**Task prompt**
For the entries below, how many lines include the word "JSON"? Give the figure and nothing more.

(Records from a collection of figures)
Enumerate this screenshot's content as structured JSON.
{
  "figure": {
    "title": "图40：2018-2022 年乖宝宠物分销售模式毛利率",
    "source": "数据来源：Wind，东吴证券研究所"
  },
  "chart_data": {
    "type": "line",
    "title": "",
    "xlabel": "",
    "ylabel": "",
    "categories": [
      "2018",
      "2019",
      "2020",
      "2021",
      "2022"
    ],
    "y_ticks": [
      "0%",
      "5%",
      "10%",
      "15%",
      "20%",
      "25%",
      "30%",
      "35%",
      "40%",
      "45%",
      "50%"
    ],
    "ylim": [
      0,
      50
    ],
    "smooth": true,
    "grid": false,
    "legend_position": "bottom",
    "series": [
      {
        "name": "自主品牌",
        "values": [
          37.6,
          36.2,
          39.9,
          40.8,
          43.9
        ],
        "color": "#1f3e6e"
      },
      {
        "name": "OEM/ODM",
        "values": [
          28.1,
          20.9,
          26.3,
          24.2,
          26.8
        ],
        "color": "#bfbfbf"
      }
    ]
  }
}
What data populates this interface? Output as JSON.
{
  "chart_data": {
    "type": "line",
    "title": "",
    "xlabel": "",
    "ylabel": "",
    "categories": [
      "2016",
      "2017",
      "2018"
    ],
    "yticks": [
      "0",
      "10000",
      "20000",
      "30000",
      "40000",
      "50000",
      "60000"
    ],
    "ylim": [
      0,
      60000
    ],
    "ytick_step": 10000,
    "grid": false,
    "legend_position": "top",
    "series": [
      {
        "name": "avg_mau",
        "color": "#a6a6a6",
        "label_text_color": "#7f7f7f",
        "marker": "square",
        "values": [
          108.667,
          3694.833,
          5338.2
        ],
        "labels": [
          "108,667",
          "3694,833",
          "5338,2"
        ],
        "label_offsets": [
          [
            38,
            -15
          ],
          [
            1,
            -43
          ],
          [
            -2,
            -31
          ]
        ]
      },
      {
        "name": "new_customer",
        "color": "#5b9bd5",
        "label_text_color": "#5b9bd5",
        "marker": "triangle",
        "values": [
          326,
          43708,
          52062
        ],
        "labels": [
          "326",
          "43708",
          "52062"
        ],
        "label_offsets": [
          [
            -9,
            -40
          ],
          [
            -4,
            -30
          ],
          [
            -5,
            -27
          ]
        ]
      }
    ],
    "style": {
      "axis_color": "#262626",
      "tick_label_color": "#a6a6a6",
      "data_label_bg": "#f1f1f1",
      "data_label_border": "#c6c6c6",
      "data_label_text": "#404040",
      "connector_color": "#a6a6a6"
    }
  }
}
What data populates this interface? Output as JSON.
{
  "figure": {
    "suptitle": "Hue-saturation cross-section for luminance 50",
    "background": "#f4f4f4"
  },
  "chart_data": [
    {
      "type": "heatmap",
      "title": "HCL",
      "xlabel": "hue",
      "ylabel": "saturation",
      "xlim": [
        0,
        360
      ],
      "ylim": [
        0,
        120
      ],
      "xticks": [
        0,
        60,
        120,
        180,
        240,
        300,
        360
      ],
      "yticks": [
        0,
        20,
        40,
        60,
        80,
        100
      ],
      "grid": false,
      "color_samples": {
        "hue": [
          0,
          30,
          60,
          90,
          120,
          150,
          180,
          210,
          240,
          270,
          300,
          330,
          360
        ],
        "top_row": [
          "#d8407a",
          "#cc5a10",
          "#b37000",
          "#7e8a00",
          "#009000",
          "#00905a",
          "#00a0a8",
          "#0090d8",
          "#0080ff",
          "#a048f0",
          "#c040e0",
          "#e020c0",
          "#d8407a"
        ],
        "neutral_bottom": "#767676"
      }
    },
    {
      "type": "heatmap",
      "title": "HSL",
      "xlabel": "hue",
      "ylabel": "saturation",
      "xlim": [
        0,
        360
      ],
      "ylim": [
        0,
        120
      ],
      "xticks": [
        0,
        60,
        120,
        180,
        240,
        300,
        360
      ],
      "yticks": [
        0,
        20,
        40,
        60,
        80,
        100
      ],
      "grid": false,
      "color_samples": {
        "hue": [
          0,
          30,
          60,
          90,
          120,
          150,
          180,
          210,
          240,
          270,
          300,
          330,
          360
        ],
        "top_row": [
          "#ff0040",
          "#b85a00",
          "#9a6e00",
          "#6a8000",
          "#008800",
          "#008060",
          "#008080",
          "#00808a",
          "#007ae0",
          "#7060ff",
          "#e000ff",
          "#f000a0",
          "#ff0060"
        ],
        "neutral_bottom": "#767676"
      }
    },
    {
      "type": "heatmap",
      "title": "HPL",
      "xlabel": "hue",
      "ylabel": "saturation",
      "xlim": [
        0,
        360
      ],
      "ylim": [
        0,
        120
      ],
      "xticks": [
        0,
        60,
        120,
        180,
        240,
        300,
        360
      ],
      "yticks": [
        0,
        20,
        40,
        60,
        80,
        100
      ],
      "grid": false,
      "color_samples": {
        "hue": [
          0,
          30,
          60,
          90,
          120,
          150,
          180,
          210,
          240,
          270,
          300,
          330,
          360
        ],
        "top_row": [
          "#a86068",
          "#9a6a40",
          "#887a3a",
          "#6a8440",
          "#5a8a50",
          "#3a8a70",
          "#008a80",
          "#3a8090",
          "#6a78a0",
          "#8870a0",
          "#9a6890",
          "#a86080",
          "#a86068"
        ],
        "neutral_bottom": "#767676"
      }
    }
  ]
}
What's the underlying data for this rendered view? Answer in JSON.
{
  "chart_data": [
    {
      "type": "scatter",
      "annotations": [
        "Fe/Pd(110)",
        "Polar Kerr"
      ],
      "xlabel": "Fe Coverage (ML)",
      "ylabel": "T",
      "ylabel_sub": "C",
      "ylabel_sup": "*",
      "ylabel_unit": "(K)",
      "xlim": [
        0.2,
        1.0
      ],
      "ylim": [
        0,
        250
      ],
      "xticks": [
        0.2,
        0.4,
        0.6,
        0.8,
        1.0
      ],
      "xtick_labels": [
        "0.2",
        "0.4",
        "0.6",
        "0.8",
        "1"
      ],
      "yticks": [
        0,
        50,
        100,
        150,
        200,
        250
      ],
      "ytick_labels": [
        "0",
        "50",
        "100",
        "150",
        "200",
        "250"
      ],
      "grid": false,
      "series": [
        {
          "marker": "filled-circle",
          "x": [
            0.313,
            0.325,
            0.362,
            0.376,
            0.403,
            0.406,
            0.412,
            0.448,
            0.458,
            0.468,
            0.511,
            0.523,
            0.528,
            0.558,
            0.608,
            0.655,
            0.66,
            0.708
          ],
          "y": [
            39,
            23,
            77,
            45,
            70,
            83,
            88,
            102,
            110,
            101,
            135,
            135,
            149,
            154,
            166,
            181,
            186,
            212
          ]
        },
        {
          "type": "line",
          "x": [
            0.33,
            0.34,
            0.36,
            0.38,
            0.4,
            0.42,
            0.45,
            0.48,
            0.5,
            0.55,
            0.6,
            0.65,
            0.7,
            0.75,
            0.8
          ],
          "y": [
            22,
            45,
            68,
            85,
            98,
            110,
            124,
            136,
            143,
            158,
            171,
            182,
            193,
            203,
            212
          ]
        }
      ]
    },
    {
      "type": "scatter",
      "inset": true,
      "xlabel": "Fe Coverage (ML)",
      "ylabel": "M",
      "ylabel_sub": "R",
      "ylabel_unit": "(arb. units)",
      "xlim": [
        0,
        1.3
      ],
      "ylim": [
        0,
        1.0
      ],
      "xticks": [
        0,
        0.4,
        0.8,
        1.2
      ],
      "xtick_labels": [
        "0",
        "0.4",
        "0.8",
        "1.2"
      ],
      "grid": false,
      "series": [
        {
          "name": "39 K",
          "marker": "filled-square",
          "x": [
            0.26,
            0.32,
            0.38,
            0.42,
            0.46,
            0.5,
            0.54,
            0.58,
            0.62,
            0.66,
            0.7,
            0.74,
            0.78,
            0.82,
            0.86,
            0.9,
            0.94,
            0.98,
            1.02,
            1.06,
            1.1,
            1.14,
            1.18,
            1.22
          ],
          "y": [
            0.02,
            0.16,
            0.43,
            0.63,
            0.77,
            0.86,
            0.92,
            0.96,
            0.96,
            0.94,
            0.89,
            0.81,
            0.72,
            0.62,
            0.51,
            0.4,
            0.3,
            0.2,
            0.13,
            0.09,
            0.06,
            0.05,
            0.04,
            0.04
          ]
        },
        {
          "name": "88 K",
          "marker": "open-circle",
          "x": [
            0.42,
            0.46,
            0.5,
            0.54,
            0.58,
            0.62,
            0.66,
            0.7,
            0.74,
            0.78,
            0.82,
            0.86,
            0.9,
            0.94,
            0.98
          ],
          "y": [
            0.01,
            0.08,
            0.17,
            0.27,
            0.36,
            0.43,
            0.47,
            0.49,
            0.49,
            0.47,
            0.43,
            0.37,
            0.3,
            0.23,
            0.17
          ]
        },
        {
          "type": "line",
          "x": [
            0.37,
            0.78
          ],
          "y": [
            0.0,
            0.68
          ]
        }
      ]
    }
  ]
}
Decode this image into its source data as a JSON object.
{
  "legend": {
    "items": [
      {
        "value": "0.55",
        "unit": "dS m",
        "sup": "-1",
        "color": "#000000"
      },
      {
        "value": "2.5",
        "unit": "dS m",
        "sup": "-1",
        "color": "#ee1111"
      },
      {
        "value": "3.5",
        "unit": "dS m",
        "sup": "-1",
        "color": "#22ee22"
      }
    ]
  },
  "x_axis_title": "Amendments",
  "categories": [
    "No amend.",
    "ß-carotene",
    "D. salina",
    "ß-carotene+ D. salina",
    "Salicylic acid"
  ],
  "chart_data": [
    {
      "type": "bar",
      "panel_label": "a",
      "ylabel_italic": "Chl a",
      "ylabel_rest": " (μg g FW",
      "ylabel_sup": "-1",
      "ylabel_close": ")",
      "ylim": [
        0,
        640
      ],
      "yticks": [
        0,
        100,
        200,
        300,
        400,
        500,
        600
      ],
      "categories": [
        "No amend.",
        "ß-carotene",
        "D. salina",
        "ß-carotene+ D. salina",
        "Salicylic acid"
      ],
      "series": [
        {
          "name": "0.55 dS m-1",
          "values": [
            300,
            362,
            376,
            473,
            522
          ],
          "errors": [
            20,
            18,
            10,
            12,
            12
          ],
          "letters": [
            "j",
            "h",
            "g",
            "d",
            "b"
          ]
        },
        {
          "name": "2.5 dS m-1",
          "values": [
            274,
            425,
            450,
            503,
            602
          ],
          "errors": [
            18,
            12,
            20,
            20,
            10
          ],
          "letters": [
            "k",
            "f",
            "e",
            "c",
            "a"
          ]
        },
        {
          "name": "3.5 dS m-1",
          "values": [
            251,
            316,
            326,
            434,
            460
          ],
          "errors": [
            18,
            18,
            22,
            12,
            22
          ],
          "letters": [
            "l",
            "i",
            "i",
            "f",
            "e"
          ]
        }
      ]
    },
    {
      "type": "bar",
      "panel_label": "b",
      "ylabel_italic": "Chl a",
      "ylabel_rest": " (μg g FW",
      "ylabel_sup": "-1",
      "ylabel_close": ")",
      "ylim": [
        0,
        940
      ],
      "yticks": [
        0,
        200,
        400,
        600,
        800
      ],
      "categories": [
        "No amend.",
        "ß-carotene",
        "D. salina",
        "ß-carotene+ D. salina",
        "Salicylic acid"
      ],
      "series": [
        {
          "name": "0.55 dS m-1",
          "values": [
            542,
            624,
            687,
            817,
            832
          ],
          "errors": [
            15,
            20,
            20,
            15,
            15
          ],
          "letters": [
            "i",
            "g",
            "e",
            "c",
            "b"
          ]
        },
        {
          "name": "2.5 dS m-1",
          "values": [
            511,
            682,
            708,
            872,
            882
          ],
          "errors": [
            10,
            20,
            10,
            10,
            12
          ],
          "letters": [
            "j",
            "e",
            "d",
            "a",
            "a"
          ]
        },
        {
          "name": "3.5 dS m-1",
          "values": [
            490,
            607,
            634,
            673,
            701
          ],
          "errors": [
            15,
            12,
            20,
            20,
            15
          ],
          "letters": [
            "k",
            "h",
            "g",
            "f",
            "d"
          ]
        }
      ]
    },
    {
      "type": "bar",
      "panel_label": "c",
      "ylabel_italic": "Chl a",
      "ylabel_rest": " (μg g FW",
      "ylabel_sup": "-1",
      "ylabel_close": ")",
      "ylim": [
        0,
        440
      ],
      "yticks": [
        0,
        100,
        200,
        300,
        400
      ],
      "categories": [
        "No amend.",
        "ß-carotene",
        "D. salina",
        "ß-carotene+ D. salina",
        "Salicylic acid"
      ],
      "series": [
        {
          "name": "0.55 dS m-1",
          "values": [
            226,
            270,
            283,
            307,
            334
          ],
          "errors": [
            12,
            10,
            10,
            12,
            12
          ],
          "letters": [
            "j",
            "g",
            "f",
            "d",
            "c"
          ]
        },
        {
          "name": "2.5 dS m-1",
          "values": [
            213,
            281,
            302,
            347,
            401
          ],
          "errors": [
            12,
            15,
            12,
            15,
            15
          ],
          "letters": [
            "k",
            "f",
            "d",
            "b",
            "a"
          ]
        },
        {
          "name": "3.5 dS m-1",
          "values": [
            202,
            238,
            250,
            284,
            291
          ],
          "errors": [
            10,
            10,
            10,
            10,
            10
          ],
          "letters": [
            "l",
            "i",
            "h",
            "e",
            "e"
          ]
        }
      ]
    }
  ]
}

**Answer below**
5